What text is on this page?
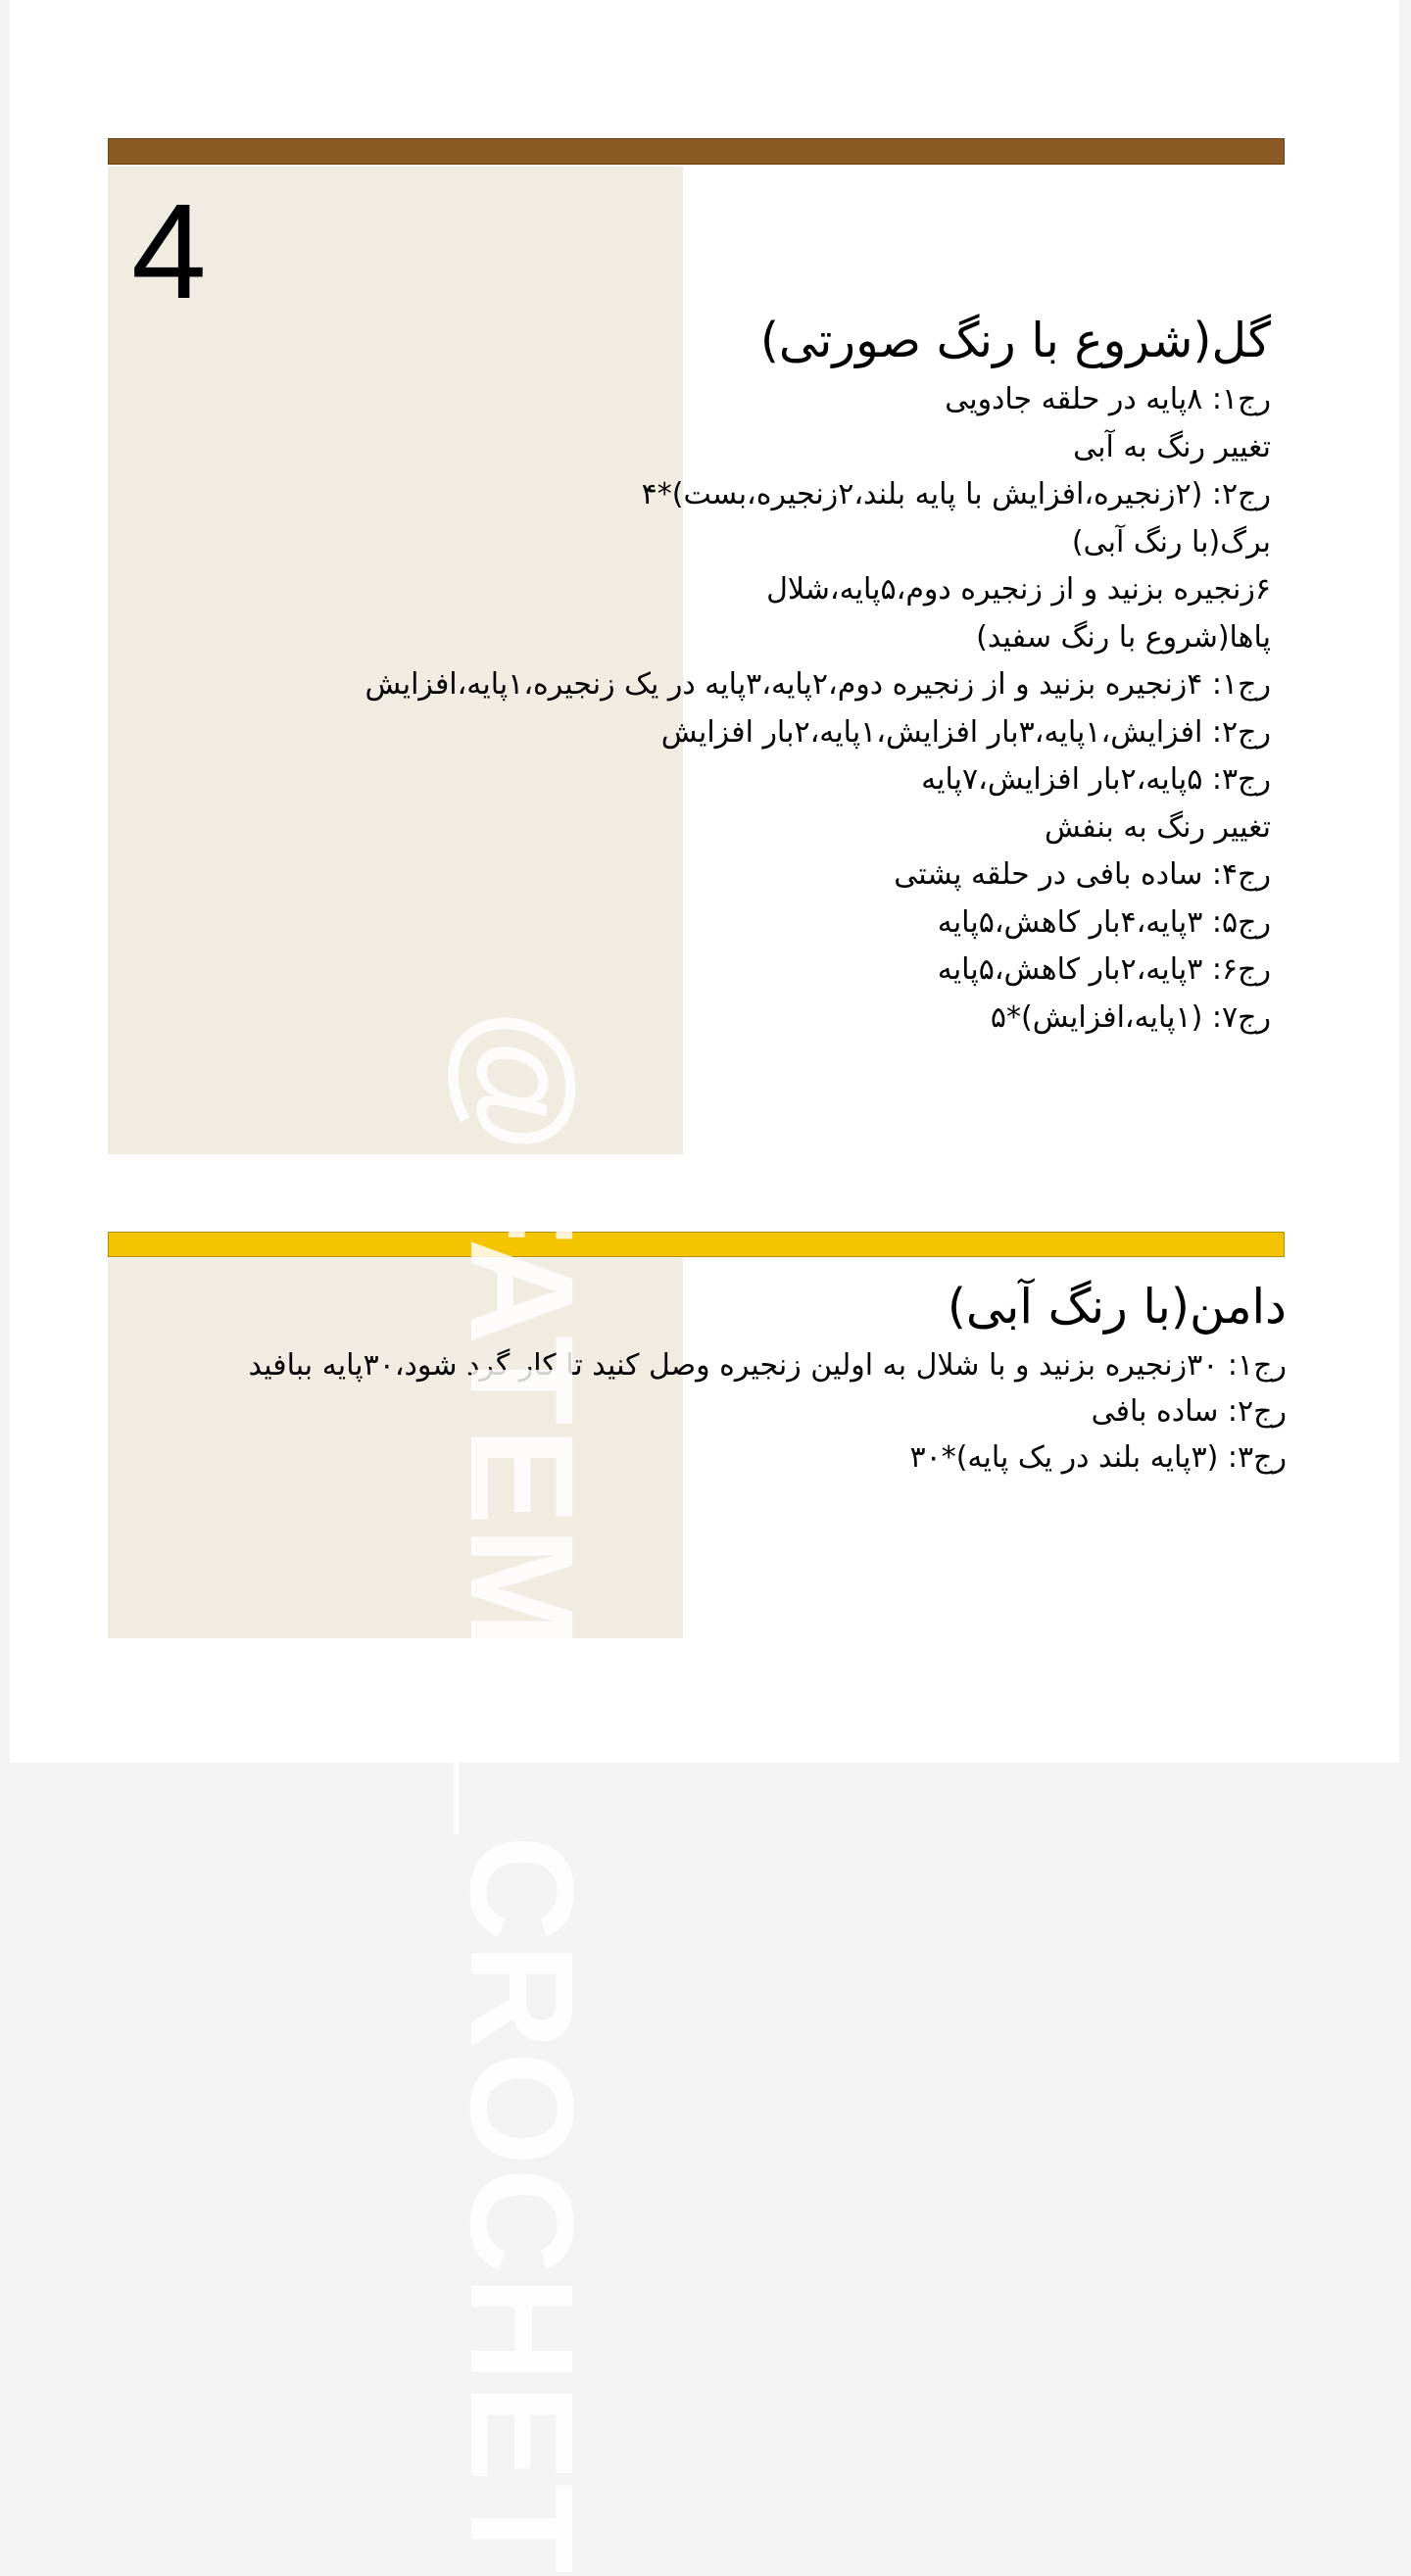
4
گل(شروع با رنگ صورتی)

رج۱: ۸پایه در حلقه جادویی

تغییر رنگ به آبی

رج۲: (۲زنجیره،افزایش با پایه بلند،۲زنجیره،بست)*۴

برگ(با رنگ آبی)

۶زنجیره بزنید و از زنجیره دوم،۵پایه،شلال

پاها(شروع با رنگ سفید)

رج۱: ۴زنجیره بزنید و از زنجیره دوم،۲پایه،۳پایه در یک زنجیره،۱پایه،افزایش

رج۲: افزایش،۱پایه،۳بار افزایش،۱پایه،۲بار افزایش

رج۳: ۵پایه،۲بار افزایش،۷پایه

تغییر رنگ به بنفش

رج۴: ساده بافی در حلقه پشتی

رج۵: ۳پایه،۴بار کاهش،۵پایه

رج۶: ۳پایه،۲بار کاهش،۵پایه

رج۷: (۱پایه،افزایش)*۵

دامن(با رنگ آبی)

رج۱: ۳۰زنجیره بزنید و با شلال به اولین زنجیره وصل کنید تا کار گرد شود،۳۰پایه ببافید

رج۲: ساده بافی

رج۳: (۳پایه بلند در یک پایه)*۳۰

@FATEME_CROCHET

◆ **Given exercise**
Pictures are to be left out; repeat all the remaining data exactly.

◆ **The response**
What text is on this page?
4
گل(شروع با رنگ صورتی)

رج۱: ۸پایه در حلقه جادویی

تغییر رنگ به آبی

رج۲: (۲زنجیره،افزایش با پایه بلند،۲زنجیره،بست)*۴

برگ(با رنگ آبی)

۶زنجیره بزنید و از زنجیره دوم،۵پایه،شلال

پاها(شروع با رنگ سفید)

رج۱: ۴زنجیره بزنید و از زنجیره دوم،۲پایه،۳پایه در یک زنجیره،۱پایه،افزایش

رج۲: افزایش،۱پایه،۳بار افزایش،۱پایه،۲بار افزایش

رج۳: ۵پایه،۲بار افزایش،۷پایه

تغییر رنگ به بنفش

رج۴: ساده بافی در حلقه پشتی

رج۵: ۳پایه،۴بار کاهش،۵پایه

رج۶: ۳پایه،۲بار کاهش،۵پایه

رج۷: (۱پایه،افزایش)*۵

دامن(با رنگ آبی)

رج۱: ۳۰زنجیره بزنید و با شلال به اولین زنجیره وصل کنید تا کار گرد شود،۳۰پایه ببافید

رج۲: ساده بافی

رج۳: (۳پایه بلند در یک پایه)*۳۰

@FATEME_CROCHET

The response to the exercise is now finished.